**Dataset rows**
——————
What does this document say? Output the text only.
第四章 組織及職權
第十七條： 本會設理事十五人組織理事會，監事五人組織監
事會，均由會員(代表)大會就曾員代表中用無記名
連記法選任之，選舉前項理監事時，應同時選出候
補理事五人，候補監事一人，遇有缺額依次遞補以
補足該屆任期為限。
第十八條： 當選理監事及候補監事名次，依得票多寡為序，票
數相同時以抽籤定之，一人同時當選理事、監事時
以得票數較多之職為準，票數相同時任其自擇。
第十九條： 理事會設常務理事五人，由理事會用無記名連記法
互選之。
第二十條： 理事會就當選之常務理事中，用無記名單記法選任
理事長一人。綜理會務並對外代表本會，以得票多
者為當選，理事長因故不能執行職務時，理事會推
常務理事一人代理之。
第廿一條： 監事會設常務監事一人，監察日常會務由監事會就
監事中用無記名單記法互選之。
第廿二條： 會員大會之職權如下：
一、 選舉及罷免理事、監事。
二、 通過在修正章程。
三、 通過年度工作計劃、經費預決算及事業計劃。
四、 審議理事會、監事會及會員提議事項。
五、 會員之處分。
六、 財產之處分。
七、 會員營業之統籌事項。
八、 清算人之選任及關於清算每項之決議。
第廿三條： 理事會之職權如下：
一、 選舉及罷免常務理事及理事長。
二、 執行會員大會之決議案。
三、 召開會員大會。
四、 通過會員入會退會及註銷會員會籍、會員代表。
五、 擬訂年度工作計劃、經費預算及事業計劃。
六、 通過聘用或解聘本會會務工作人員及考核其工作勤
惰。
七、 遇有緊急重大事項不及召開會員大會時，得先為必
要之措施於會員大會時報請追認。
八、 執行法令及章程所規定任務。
——————
Reproduce each entry word for word.

What does this document say? Output the text only.
第四章 組織及職權
第十七條： 本會設理事十五人組織理事會，監事五人組織監
事會，均由會員(代表)大會就曾員代表中用無記名
連記法選任之，選舉前項理監事時，應同時選出候
補理事五人，候補監事一人，遇有缺額依次遞補以
補足該屆任期為限。
第十八條： 當選理監事及候補監事名次，依得票多寡為序，票
數相同時以抽籤定之，一人同時當選理事、監事時
以得票數較多之職為準，票數相同時任其自擇。
第十九條： 理事會設常務理事五人，由理事會用無記名連記法
互選之。
第二十條： 理事會就當選之常務理事中，用無記名單記法選任
理事長一人。綜理會務並對外代表本會，以得票多
者為當選，理事長因故不能執行職務時，理事會推
常務理事一人代理之。
第廿一條： 監事會設常務監事一人，監察日常會務由監事會就
監事中用無記名單記法互選之。
第廿二條： 會員大會之職權如下：
一、 選舉及罷免理事、監事。
二、 通過在修正章程。
三、 通過年度工作計劃、經費預決算及事業計劃。
四、 審議理事會、監事會及會員提議事項。
五、 會員之處分。
六、 財產之處分。
七、 會員營業之統籌事項。
八、 清算人之選任及關於清算每項之決議。
第廿三條： 理事會之職權如下：
一、 選舉及罷免常務理事及理事長。
二、 執行會員大會之決議案。
三、 召開會員大會。
四、 通過會員入會退會及註銷會員會籍、會員代表。
五、 擬訂年度工作計劃、經費預算及事業計劃。
六、 通過聘用或解聘本會會務工作人員及考核其工作勤
惰。
七、 遇有緊急重大事項不及召開會員大會時，得先為必
要之措施於會員大會時報請追認。
八、 執行法令及章程所規定任務。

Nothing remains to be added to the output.